### Problem statement
All lines in the data bearing the string "кабинет" should be identified and copied.

### Material to process
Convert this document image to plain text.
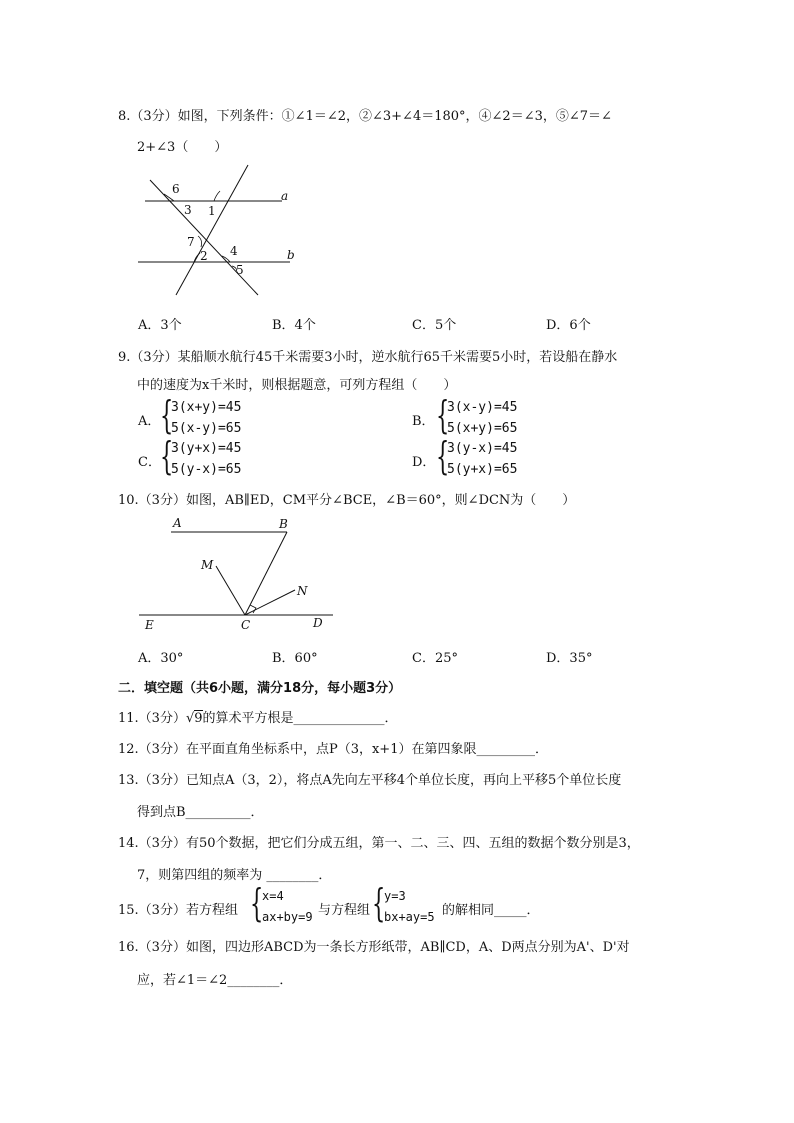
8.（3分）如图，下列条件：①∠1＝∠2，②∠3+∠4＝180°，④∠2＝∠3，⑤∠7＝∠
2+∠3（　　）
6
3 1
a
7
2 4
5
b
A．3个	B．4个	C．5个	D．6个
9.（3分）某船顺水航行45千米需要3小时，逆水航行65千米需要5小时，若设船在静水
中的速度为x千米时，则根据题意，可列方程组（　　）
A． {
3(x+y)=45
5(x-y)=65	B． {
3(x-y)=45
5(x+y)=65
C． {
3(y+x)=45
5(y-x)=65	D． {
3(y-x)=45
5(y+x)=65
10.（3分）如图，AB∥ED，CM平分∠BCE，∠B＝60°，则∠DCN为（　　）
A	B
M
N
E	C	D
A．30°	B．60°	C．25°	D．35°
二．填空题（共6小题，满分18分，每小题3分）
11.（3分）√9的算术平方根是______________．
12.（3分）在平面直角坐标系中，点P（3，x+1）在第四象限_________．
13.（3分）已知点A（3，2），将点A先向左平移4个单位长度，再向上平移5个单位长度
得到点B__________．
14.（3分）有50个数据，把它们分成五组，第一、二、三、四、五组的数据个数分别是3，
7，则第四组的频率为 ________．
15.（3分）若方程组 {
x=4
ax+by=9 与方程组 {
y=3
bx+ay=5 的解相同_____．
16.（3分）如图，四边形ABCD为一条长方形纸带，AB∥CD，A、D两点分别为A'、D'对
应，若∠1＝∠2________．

* * *

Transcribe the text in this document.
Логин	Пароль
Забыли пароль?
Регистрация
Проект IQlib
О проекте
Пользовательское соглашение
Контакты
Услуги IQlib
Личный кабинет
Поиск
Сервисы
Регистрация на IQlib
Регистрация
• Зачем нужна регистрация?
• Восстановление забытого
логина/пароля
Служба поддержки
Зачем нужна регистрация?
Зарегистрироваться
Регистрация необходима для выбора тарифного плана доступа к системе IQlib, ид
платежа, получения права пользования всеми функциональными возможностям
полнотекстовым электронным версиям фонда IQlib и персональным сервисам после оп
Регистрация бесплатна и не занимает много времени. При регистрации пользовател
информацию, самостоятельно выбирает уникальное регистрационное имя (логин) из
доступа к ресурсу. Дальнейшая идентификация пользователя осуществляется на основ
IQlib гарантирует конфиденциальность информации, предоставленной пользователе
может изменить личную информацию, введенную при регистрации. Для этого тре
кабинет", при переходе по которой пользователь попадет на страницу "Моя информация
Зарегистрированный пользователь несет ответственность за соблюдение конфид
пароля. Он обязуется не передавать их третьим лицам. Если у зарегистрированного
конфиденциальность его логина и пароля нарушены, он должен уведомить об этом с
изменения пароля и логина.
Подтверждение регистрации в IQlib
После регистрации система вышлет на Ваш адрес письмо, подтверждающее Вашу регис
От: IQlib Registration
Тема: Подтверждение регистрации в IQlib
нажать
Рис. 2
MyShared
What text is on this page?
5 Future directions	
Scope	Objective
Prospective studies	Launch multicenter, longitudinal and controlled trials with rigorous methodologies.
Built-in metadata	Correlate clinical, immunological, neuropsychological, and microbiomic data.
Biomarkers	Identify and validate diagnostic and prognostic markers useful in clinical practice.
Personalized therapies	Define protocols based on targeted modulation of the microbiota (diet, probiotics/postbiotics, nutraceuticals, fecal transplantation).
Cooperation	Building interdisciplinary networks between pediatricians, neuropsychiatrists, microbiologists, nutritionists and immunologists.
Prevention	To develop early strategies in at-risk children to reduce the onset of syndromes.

### Result
Личный кабинет
кабинет", при переходе по которой пользователь попадет на страницу "Моя информация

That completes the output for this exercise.